= WHAT YOU ARE ASKED TO DO =
Beneath this sentence is a set of records; write each of them out exactly.
━━━━━━━━
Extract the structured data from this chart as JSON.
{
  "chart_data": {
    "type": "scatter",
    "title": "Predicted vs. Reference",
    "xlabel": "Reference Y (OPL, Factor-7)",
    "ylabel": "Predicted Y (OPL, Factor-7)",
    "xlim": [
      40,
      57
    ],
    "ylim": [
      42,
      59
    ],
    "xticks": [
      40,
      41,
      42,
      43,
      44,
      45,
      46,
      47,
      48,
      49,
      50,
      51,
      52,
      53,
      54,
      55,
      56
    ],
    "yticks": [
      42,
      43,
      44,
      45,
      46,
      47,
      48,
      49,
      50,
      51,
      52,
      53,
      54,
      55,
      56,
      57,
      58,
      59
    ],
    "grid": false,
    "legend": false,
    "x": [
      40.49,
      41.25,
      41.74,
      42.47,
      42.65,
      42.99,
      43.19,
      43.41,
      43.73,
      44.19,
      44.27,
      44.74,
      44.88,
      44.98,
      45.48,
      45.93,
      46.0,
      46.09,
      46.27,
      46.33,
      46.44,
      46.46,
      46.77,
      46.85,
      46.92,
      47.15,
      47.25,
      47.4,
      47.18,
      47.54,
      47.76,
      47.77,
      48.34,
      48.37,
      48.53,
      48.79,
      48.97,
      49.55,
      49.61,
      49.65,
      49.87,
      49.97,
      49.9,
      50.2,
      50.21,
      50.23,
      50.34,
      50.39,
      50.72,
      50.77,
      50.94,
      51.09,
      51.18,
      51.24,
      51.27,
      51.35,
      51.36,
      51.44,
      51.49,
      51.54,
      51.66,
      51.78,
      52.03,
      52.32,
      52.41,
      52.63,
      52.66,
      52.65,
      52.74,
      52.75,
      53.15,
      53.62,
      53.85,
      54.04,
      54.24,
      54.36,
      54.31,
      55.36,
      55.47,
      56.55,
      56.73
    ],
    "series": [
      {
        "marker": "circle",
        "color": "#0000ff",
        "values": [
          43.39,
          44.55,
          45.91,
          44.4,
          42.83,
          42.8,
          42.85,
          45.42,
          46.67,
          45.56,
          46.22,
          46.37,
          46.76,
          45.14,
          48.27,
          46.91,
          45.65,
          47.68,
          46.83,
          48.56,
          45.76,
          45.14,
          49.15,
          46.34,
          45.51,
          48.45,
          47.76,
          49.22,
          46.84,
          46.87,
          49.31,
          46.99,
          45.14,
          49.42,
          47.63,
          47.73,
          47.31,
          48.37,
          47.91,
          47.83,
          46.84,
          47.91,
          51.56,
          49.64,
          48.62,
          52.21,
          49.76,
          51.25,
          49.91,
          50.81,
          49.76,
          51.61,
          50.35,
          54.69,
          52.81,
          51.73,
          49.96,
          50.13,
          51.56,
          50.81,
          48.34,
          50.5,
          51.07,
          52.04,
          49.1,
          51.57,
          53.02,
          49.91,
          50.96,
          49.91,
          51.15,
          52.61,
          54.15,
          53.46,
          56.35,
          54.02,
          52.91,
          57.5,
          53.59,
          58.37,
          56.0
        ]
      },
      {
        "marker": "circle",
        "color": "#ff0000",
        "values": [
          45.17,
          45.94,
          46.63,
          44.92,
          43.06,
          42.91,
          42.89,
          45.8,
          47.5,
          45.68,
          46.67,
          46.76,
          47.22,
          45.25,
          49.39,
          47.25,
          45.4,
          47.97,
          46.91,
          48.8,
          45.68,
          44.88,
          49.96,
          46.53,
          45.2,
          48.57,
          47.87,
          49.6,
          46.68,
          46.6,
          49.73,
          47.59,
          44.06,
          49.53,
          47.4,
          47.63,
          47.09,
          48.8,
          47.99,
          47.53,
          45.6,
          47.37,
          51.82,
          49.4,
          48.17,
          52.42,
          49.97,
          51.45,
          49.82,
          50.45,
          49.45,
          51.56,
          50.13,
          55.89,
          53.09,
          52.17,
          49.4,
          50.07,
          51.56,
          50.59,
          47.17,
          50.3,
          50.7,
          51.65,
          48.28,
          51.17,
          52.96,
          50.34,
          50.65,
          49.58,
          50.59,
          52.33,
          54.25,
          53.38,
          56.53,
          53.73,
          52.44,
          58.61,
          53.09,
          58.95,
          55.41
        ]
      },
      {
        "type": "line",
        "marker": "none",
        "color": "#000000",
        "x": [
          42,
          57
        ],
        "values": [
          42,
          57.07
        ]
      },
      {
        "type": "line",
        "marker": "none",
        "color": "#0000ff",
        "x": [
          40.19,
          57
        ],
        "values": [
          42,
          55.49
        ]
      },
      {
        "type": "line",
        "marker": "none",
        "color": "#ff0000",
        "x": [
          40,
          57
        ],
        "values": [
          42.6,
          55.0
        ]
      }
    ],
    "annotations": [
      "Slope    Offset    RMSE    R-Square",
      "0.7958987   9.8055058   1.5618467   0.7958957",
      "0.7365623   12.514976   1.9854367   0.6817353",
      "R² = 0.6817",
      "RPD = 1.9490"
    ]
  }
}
━━━━━━━━
= TASK OUTPUT =
Extract the structured data from this chart as JSON.
{
  "chart_data": {
    "type": "scatter",
    "title": "Predicted vs. Reference",
    "xlabel": "Reference Y (OPL, Factor-7)",
    "ylabel": "Predicted Y (OPL, Factor-7)",
    "xlim": [
      40,
      57
    ],
    "ylim": [
      42,
      59
    ],
    "xticks": [
      40,
      41,
      42,
      43,
      44,
      45,
      46,
      47,
      48,
      49,
      50,
      51,
      52,
      53,
      54,
      55,
      56
    ],
    "yticks": [
      42,
      43,
      44,
      45,
      46,
      47,
      48,
      49,
      50,
      51,
      52,
      53,
      54,
      55,
      56,
      57,
      58,
      59
    ],
    "grid": false,
    "legend": false,
    "x": [
      40.49,
      41.25,
      41.74,
      42.47,
      42.65,
      42.99,
      43.19,
      43.41,
      43.73,
      44.19,
      44.27,
      44.74,
      44.88,
      44.98,
      45.48,
      45.93,
      46.0,
      46.09,
      46.27,
      46.33,
      46.44,
      46.46,
      46.77,
      46.85,
      46.92,
      47.15,
      47.25,
      47.4,
      47.18,
      47.54,
      47.76,
      47.77,
      48.34,
      48.37,
      48.53,
      48.79,
      48.97,
      49.55,
      49.61,
      49.65,
      49.87,
      49.97,
      49.9,
      50.2,
      50.21,
      50.23,
      50.34,
      50.39,
      50.72,
      50.77,
      50.94,
      51.09,
      51.18,
      51.24,
      51.27,
      51.35,
      51.36,
      51.44,
      51.49,
      51.54,
      51.66,
      51.78,
      52.03,
      52.32,
      52.41,
      52.63,
      52.66,
      52.65,
      52.74,
      52.75,
      53.15,
      53.62,
      53.85,
      54.04,
      54.24,
      54.36,
      54.31,
      55.36,
      55.47,
      56.55,
      56.73
    ],
    "series": [
      {
        "marker": "circle",
        "color": "#0000ff",
        "values": [
          43.39,
          44.55,
          45.91,
          44.4,
          42.83,
          42.8,
          42.85,
          45.42,
          46.67,
          45.56,
          46.22,
          46.37,
          46.76,
          45.14,
          48.27,
          46.91,
          45.65,
          47.68,
          46.83,
          48.56,
          45.76,
          45.14,
          49.15,
          46.34,
          45.51,
          48.45,
          47.76,
          49.22,
          46.84,
          46.87,
          49.31,
          46.99,
          45.14,
          49.42,
          47.63,
          47.73,
          47.31,
          48.37,
          47.91,
          47.83,
          46.84,
          47.91,
          51.56,
          49.64,
          48.62,
          52.21,
          49.76,
          51.25,
          49.91,
          50.81,
          49.76,
          51.61,
          50.35,
          54.69,
          52.81,
          51.73,
          49.96,
          50.13,
          51.56,
          50.81,
          48.34,
          50.5,
          51.07,
          52.04,
          49.1,
          51.57,
          53.02,
          49.91,
          50.96,
          49.91,
          51.15,
          52.61,
          54.15,
          53.46,
          56.35,
          54.02,
          52.91,
          57.5,
          53.59,
          58.37,
          56.0
        ]
      },
      {
        "marker": "circle",
        "color": "#ff0000",
        "values": [
          45.17,
          45.94,
          46.63,
          44.92,
          43.06,
          42.91,
          42.89,
          45.8,
          47.5,
          45.68,
          46.67,
          46.76,
          47.22,
          45.25,
          49.39,
          47.25,
          45.4,
          47.97,
          46.91,
          48.8,
          45.68,
          44.88,
          49.96,
          46.53,
          45.2,
          48.57,
          47.87,
          49.6,
          46.68,
          46.6,
          49.73,
          47.59,
          44.06,
          49.53,
          47.4,
          47.63,
          47.09,
          48.8,
          47.99,
          47.53,
          45.6,
          47.37,
          51.82,
          49.4,
          48.17,
          52.42,
          49.97,
          51.45,
          49.82,
          50.45,
          49.45,
          51.56,
          50.13,
          55.89,
          53.09,
          52.17,
          49.4,
          50.07,
          51.56,
          50.59,
          47.17,
          50.3,
          50.7,
          51.65,
          48.28,
          51.17,
          52.96,
          50.34,
          50.65,
          49.58,
          50.59,
          52.33,
          54.25,
          53.38,
          56.53,
          53.73,
          52.44,
          58.61,
          53.09,
          58.95,
          55.41
        ]
      },
      {
        "type": "line",
        "marker": "none",
        "color": "#000000",
        "x": [
          42,
          57
        ],
        "values": [
          42,
          57.07
        ]
      },
      {
        "type": "line",
        "marker": "none",
        "color": "#0000ff",
        "x": [
          40.19,
          57
        ],
        "values": [
          42,
          55.49
        ]
      },
      {
        "type": "line",
        "marker": "none",
        "color": "#ff0000",
        "x": [
          40,
          57
        ],
        "values": [
          42.6,
          55.0
        ]
      }
    ],
    "annotations": [
      "Slope    Offset    RMSE    R-Square",
      "0.7958987   9.8055058   1.5618467   0.7958957",
      "0.7365623   12.514976   1.9854367   0.6817353",
      "R² = 0.6817",
      "RPD = 1.9490"
    ]
  }
}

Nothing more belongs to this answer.